--- Start Entries supplied ---

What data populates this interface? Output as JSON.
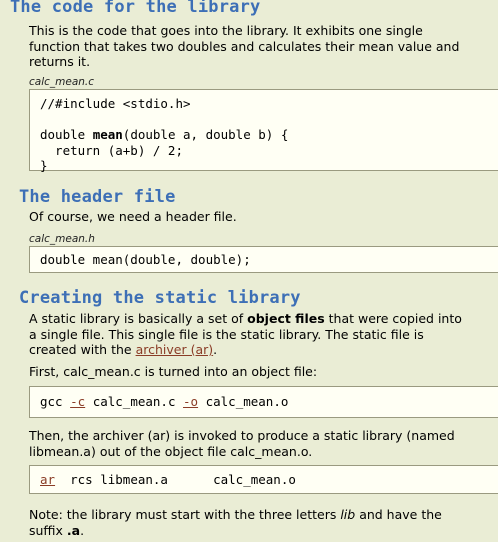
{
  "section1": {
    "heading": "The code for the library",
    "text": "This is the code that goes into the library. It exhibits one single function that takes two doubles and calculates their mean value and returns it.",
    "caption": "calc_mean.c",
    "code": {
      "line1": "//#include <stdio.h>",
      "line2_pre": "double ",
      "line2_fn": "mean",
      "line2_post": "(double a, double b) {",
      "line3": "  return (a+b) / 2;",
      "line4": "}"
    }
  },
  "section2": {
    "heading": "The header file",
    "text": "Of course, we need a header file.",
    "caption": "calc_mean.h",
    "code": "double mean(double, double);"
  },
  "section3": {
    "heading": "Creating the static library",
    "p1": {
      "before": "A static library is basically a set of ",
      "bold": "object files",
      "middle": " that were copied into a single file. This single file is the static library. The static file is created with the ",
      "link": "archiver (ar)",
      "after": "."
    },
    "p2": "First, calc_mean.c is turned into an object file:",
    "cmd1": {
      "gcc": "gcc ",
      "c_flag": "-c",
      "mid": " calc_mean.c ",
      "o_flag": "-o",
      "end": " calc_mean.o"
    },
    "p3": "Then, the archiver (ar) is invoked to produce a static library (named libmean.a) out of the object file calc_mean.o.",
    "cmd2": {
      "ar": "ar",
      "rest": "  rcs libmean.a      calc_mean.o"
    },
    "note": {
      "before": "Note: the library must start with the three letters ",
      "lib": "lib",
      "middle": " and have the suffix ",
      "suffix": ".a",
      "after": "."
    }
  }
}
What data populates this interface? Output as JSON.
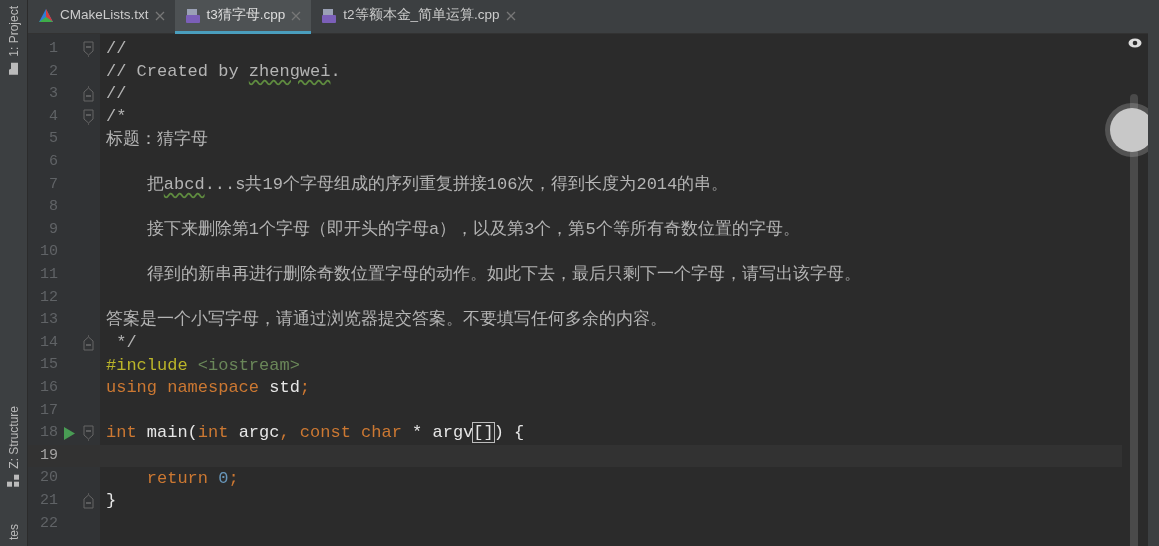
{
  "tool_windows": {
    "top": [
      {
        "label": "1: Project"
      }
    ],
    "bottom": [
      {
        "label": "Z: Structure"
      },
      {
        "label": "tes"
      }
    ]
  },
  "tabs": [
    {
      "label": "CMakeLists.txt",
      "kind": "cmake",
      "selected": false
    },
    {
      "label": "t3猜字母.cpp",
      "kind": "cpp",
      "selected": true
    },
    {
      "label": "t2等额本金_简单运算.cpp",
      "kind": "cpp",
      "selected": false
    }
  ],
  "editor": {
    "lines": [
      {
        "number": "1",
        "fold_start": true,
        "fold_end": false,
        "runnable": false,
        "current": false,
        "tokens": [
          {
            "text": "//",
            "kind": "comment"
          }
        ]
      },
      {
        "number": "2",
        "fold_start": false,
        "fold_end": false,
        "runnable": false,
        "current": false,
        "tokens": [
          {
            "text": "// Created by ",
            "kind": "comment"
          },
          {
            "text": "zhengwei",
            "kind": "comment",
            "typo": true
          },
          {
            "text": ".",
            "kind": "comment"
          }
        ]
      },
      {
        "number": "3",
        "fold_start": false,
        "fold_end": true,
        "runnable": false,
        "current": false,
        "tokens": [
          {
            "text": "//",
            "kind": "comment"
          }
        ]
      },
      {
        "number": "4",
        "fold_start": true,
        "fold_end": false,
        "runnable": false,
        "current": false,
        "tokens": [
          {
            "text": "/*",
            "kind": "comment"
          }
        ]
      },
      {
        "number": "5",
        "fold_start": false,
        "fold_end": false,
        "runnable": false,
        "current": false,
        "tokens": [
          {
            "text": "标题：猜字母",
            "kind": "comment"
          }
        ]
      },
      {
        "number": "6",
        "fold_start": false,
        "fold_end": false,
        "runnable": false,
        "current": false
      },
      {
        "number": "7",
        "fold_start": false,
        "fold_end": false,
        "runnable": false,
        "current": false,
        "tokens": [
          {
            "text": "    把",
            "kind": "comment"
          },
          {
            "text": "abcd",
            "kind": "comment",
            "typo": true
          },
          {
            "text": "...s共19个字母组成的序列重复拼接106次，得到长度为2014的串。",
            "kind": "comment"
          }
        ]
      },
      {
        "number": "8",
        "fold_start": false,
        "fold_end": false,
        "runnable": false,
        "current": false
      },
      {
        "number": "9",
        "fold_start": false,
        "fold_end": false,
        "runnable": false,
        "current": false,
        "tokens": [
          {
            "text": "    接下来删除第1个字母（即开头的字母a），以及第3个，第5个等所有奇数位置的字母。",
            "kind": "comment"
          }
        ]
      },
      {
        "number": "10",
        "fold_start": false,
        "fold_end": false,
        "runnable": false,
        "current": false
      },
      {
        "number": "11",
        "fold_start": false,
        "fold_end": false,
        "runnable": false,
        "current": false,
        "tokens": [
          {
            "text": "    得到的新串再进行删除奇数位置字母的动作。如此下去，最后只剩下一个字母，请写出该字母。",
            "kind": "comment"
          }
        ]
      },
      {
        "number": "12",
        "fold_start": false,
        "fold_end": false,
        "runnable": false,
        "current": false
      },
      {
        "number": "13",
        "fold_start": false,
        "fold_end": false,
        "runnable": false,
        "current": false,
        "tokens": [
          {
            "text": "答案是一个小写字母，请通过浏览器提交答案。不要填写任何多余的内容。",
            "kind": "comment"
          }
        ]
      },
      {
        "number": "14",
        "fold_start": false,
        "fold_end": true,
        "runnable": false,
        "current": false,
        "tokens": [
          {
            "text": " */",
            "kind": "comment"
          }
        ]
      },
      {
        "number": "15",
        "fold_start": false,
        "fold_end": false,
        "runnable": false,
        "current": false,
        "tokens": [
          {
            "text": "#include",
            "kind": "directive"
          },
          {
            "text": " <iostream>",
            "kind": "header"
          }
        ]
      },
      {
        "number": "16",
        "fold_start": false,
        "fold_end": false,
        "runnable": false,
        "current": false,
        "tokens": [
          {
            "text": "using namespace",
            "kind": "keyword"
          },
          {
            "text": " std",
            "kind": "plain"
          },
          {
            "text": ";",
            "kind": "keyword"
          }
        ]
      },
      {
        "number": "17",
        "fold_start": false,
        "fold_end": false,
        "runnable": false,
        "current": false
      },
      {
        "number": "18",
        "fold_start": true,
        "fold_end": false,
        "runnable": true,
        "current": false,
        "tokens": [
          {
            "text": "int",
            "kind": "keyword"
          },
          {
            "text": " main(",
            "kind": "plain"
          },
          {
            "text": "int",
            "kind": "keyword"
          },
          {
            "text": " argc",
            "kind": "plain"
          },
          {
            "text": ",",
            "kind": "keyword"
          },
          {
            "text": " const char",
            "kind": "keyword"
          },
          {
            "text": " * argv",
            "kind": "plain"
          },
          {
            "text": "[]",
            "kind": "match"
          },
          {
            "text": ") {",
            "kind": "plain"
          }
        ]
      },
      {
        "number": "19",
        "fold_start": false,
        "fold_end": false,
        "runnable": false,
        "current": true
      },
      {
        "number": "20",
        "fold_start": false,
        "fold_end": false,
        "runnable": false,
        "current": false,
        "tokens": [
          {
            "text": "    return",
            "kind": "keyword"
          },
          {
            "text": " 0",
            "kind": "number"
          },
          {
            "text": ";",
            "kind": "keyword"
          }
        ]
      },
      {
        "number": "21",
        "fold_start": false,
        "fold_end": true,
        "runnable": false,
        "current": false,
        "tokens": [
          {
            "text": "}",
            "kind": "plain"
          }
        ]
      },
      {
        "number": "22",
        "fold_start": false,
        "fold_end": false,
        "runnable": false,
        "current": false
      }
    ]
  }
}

--- End Entries supplied ---

Find the lines above holding the word "that" and show them.

● **Finished task**:
    "text": "This is the code that goes into the library. It exhibits one single function that takes two doubles and calculates their mean value and returns it.",
      "middle": " that were copied into a single file. This single file is the static library. The static file is created with the ",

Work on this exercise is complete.